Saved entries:
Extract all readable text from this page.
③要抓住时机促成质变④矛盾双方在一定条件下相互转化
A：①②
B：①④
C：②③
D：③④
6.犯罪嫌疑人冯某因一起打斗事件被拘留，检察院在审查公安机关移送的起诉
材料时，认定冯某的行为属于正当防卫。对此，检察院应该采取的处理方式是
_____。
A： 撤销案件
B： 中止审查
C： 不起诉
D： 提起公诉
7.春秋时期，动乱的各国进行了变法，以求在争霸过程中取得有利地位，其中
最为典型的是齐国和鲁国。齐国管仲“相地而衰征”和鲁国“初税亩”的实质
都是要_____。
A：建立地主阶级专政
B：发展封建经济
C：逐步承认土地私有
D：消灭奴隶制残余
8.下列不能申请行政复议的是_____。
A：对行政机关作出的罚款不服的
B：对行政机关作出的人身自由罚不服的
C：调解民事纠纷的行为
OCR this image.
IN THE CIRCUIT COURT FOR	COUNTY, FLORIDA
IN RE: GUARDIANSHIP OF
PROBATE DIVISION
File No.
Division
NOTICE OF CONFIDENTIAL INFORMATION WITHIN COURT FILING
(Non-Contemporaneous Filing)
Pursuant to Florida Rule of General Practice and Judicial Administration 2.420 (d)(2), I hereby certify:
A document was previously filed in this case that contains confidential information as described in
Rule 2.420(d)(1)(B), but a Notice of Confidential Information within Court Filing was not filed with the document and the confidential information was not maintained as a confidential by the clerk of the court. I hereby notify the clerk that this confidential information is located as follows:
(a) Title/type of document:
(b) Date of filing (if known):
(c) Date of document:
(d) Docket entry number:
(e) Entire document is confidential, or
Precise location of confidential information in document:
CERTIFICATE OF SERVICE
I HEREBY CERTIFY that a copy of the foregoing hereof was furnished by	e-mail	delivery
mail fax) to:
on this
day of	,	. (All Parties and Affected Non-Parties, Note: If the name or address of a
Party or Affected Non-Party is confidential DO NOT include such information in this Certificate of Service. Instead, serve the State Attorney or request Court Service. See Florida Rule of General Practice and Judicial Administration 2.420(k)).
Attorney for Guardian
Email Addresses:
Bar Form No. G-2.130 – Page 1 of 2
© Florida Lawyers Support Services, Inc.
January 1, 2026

Requirements. Return every record, word for word.

Answer to the exercise.
Extract all readable text from this page.
③要抓住时机促成质变④矛盾双方在一定条件下相互转化
A：①②
B：①④
C：②③
D：③④
6.犯罪嫌疑人冯某因一起打斗事件被拘留，检察院在审查公安机关移送的起诉
材料时，认定冯某的行为属于正当防卫。对此，检察院应该采取的处理方式是
_____。
A： 撤销案件
B： 中止审查
C： 不起诉
D： 提起公诉
7.春秋时期，动乱的各国进行了变法，以求在争霸过程中取得有利地位，其中
最为典型的是齐国和鲁国。齐国管仲“相地而衰征”和鲁国“初税亩”的实质
都是要_____。
A：建立地主阶级专政
B：发展封建经济
C：逐步承认土地私有
D：消灭奴隶制残余
8.下列不能申请行政复议的是_____。
A：对行政机关作出的罚款不服的
B：对行政机关作出的人身自由罚不服的
C：调解民事纠纷的行为
OCR this image.
IN THE CIRCUIT COURT FOR	COUNTY, FLORIDA
IN RE: GUARDIANSHIP OF
PROBATE DIVISION
File No.
Division
NOTICE OF CONFIDENTIAL INFORMATION WITHIN COURT FILING
(Non-Contemporaneous Filing)
Pursuant to Florida Rule of General Practice and Judicial Administration 2.420 (d)(2), I hereby certify:
A document was previously filed in this case that contains confidential information as described in
Rule 2.420(d)(1)(B), but a Notice of Confidential Information within Court Filing was not filed with the document and the confidential information was not maintained as a confidential by the clerk of the court. I hereby notify the clerk that this confidential information is located as follows:
(a) Title/type of document:
(b) Date of filing (if known):
(c) Date of document:
(d) Docket entry number:
(e) Entire document is confidential, or
Precise location of confidential information in document:
CERTIFICATE OF SERVICE
I HEREBY CERTIFY that a copy of the foregoing hereof was furnished by	e-mail	delivery
mail fax) to:
on this
day of	,	. (All Parties and Affected Non-Parties, Note: If the name or address of a
Party or Affected Non-Party is confidential DO NOT include such information in this Certificate of Service. Instead, serve the State Attorney or request Court Service. See Florida Rule of General Practice and Judicial Administration 2.420(k)).
Attorney for Guardian
Email Addresses:
Bar Form No. G-2.130 – Page 1 of 2
© Florida Lawyers Support Services, Inc.
January 1, 2026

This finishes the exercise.